Find all the lines with "title" and gather them.

--- begin ---

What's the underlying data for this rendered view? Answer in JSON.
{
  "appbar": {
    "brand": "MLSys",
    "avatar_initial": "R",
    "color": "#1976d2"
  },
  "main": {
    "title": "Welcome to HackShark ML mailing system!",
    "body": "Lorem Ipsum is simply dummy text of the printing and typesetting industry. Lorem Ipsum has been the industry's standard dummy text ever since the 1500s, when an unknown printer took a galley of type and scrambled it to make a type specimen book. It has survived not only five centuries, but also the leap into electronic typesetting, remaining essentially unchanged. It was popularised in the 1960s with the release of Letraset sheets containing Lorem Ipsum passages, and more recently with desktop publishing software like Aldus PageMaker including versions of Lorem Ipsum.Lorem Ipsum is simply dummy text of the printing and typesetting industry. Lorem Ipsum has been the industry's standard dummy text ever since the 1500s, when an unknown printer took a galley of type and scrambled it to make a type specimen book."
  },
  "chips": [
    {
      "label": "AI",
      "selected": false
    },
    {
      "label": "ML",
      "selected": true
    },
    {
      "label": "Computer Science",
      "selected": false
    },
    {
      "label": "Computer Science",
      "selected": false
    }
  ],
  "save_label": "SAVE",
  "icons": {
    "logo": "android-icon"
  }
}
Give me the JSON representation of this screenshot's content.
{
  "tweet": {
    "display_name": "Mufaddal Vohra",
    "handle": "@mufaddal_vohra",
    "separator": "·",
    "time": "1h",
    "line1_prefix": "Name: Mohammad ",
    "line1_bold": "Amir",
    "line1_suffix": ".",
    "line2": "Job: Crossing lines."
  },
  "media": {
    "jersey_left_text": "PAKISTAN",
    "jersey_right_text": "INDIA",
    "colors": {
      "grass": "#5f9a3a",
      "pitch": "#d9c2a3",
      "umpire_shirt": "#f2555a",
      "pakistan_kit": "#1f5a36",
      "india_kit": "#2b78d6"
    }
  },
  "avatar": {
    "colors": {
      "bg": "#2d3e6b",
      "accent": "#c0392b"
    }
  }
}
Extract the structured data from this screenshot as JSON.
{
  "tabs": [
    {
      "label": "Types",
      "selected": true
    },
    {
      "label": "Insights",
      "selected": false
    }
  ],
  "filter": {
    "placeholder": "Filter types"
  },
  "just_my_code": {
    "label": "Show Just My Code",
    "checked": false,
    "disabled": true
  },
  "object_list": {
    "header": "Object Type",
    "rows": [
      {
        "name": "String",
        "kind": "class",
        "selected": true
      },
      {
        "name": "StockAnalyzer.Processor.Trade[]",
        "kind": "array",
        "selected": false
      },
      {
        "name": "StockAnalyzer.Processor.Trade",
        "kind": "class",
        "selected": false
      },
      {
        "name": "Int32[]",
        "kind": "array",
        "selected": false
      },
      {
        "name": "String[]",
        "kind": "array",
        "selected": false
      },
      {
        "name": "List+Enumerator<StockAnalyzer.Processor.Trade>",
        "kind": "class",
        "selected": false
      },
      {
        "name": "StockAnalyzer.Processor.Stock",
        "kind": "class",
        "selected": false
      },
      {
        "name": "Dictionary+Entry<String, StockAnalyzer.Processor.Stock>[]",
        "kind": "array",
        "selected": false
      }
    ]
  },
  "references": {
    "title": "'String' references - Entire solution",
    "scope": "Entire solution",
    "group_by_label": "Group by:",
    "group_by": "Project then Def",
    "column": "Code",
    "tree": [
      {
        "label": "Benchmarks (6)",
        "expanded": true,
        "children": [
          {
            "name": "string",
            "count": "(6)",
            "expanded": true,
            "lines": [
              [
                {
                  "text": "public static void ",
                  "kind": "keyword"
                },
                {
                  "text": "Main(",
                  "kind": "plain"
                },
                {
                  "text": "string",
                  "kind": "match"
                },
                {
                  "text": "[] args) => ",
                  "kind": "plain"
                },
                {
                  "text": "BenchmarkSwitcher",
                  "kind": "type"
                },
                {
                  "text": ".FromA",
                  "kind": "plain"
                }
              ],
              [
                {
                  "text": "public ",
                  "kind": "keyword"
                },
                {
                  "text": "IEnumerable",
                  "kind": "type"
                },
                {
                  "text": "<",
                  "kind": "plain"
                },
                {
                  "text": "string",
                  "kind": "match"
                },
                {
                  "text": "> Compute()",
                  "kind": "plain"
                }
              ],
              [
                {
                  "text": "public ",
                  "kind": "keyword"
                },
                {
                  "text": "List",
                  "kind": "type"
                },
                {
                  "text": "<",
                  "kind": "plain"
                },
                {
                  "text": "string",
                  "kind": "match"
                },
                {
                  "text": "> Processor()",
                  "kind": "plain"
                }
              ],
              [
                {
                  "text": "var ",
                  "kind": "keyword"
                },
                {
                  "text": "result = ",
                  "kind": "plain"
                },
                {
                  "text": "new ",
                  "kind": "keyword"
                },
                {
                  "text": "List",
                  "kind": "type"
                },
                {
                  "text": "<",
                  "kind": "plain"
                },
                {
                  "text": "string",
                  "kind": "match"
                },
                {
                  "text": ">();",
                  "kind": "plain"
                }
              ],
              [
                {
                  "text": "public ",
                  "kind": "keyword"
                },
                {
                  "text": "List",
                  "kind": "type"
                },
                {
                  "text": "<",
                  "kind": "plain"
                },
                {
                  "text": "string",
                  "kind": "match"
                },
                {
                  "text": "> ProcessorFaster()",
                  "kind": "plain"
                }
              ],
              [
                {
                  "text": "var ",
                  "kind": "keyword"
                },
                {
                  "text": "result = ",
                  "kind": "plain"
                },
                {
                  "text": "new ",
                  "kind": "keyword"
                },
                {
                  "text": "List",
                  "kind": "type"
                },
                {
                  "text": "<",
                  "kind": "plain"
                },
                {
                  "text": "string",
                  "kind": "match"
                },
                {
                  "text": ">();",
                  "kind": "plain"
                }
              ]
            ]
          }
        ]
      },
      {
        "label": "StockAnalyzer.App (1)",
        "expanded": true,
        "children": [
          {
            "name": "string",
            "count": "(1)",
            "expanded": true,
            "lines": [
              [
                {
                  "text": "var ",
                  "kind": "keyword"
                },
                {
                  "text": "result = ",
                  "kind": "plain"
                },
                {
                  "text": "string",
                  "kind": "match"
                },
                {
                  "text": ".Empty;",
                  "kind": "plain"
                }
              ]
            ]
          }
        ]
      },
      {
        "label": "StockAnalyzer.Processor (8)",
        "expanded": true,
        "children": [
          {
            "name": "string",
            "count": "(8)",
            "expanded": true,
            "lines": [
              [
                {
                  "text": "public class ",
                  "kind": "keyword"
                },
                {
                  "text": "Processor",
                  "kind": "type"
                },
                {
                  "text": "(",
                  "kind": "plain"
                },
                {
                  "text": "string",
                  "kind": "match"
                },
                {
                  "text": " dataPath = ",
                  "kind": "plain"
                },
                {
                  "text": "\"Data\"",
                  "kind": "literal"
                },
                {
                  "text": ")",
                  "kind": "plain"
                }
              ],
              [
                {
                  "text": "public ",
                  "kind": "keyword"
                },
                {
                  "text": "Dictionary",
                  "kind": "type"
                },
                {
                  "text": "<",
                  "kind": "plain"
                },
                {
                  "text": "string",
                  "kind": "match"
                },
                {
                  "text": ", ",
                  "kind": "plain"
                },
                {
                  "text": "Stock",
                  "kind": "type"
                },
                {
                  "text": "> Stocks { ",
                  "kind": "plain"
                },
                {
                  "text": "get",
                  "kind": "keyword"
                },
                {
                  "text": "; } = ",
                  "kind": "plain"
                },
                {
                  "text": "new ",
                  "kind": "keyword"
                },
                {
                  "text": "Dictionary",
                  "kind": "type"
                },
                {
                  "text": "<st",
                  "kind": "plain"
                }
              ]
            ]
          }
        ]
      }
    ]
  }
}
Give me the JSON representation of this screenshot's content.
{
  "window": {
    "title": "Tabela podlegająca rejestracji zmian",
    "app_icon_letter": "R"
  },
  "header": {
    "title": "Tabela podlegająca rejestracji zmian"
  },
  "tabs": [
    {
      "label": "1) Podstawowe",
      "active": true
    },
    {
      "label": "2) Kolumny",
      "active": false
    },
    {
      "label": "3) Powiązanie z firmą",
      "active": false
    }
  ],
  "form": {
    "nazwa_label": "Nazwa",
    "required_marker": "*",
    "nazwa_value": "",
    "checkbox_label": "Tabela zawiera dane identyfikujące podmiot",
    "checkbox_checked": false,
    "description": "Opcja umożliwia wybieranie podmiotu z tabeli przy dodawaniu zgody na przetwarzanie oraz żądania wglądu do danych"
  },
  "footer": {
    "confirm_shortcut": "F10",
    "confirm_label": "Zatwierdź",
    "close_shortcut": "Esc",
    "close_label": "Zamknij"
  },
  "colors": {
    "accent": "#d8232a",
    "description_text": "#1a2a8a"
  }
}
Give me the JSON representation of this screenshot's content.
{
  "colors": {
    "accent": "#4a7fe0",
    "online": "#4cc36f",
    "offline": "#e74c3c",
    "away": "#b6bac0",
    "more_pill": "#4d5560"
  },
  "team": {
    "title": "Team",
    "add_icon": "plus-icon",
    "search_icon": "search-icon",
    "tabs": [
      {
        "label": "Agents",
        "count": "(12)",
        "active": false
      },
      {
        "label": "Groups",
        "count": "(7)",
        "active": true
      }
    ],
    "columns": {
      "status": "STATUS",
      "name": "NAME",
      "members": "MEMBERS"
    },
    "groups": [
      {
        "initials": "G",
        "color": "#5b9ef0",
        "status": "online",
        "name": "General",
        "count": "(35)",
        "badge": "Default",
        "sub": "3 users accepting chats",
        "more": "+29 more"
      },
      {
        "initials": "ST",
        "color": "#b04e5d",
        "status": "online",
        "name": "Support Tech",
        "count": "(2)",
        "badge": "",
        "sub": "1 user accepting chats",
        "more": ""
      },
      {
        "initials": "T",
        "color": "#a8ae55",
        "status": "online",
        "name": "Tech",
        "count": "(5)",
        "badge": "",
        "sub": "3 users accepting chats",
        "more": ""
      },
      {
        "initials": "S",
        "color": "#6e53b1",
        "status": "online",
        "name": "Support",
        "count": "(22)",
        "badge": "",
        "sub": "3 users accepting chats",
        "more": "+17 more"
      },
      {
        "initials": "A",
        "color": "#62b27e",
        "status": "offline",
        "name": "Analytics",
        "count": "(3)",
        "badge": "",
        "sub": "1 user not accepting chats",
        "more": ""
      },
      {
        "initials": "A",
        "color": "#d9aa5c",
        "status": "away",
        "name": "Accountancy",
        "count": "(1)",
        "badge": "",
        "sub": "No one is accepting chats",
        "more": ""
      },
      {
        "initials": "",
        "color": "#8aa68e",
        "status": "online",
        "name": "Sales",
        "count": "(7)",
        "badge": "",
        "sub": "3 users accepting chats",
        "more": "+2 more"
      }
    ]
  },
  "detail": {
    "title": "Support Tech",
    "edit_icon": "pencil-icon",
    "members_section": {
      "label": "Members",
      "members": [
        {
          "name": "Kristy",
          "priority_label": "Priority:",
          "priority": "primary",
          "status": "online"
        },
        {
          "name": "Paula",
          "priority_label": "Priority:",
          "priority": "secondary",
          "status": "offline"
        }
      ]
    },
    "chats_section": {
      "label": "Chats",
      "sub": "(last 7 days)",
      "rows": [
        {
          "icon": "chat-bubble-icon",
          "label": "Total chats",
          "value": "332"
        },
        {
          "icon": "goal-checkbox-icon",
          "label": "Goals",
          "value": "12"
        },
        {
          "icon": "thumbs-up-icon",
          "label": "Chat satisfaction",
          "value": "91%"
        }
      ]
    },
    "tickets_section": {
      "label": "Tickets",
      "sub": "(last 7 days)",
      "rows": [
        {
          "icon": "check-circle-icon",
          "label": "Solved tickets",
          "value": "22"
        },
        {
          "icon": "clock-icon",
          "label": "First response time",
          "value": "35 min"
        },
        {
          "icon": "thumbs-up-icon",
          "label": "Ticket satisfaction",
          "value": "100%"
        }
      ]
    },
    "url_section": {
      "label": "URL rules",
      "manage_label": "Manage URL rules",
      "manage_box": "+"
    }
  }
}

--- end ---

**Output for this task:**
    "title": "Welcome to HackShark ML mailing system!",
    "title": "'String' references - Entire solution",
    "title": "Tabela podlegająca rejestracji zmian",
    "title": "Tabela podlegająca rejestracji zmian"
    "title": "Team",
    "title": "Support Tech",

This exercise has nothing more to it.